[START Records to process]

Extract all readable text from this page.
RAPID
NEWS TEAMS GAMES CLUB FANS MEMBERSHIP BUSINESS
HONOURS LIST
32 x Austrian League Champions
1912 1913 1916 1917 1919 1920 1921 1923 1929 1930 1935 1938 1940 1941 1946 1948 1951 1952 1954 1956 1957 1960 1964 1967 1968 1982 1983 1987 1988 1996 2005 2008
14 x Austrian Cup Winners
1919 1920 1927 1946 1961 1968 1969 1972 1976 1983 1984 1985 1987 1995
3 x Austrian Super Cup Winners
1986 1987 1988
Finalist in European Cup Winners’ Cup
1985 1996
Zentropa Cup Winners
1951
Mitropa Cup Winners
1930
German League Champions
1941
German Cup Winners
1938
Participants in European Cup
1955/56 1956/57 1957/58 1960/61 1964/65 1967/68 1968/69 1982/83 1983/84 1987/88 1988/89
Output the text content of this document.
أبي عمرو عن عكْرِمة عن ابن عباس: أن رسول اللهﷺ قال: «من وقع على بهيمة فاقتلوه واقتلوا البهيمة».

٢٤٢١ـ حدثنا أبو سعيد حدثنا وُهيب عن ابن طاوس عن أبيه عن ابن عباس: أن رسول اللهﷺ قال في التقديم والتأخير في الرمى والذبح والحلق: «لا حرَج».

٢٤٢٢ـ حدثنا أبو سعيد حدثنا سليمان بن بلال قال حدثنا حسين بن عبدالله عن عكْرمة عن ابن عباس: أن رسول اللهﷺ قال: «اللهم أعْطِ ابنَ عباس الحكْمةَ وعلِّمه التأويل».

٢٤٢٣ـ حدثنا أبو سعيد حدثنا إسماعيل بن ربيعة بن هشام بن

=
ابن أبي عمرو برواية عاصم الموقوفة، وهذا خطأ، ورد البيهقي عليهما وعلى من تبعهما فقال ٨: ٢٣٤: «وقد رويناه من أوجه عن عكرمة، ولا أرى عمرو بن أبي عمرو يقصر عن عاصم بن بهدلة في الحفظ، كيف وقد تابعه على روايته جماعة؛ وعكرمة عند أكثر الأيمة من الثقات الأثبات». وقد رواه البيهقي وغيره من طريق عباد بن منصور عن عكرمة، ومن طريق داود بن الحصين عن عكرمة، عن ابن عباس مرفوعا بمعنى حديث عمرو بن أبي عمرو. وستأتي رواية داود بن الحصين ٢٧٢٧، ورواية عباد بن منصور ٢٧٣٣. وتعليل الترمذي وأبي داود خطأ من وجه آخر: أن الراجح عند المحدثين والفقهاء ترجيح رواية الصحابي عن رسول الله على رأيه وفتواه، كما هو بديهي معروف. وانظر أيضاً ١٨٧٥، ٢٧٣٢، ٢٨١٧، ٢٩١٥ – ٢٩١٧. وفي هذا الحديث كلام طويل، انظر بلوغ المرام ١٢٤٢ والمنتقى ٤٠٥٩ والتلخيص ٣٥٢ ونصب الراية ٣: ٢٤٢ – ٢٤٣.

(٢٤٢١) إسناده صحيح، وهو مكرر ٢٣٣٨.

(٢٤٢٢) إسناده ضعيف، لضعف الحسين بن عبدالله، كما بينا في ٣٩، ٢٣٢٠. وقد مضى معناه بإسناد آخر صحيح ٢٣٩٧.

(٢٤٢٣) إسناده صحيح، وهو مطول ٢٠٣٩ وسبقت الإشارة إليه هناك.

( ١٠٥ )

[END Records to process]

▶ **Problem details**
Your answer should consist only of the lines from the one with "Output the text content of this document." through the end of the data above, reproduced exactly.

▶ **The completed task**
Output the text content of this document.
أبي عمرو عن عكْرِمة عن ابن عباس: أن رسول اللهﷺ قال: «من وقع على بهيمة فاقتلوه واقتلوا البهيمة».

٢٤٢١ـ حدثنا أبو سعيد حدثنا وُهيب عن ابن طاوس عن أبيه عن ابن عباس: أن رسول اللهﷺ قال في التقديم والتأخير في الرمى والذبح والحلق: «لا حرَج».

٢٤٢٢ـ حدثنا أبو سعيد حدثنا سليمان بن بلال قال حدثنا حسين بن عبدالله عن عكْرمة عن ابن عباس: أن رسول اللهﷺ قال: «اللهم أعْطِ ابنَ عباس الحكْمةَ وعلِّمه التأويل».

٢٤٢٣ـ حدثنا أبو سعيد حدثنا إسماعيل بن ربيعة بن هشام بن

=
ابن أبي عمرو برواية عاصم الموقوفة، وهذا خطأ، ورد البيهقي عليهما وعلى من تبعهما فقال ٨: ٢٣٤: «وقد رويناه من أوجه عن عكرمة، ولا أرى عمرو بن أبي عمرو يقصر عن عاصم بن بهدلة في الحفظ، كيف وقد تابعه على روايته جماعة؛ وعكرمة عند أكثر الأيمة من الثقات الأثبات». وقد رواه البيهقي وغيره من طريق عباد بن منصور عن عكرمة، ومن طريق داود بن الحصين عن عكرمة، عن ابن عباس مرفوعا بمعنى حديث عمرو بن أبي عمرو. وستأتي رواية داود بن الحصين ٢٧٢٧، ورواية عباد بن منصور ٢٧٣٣. وتعليل الترمذي وأبي داود خطأ من وجه آخر: أن الراجح عند المحدثين والفقهاء ترجيح رواية الصحابي عن رسول الله على رأيه وفتواه، كما هو بديهي معروف. وانظر أيضاً ١٨٧٥، ٢٧٣٢، ٢٨١٧، ٢٩١٥ – ٢٩١٧. وفي هذا الحديث كلام طويل، انظر بلوغ المرام ١٢٤٢ والمنتقى ٤٠٥٩ والتلخيص ٣٥٢ ونصب الراية ٣: ٢٤٢ – ٢٤٣.

(٢٤٢١) إسناده صحيح، وهو مكرر ٢٣٣٨.

(٢٤٢٢) إسناده ضعيف، لضعف الحسين بن عبدالله، كما بينا في ٣٩، ٢٣٢٠. وقد مضى معناه بإسناد آخر صحيح ٢٣٩٧.

(٢٤٢٣) إسناده صحيح، وهو مطول ٢٠٣٩ وسبقت الإشارة إليه هناك.

( ١٠٥ )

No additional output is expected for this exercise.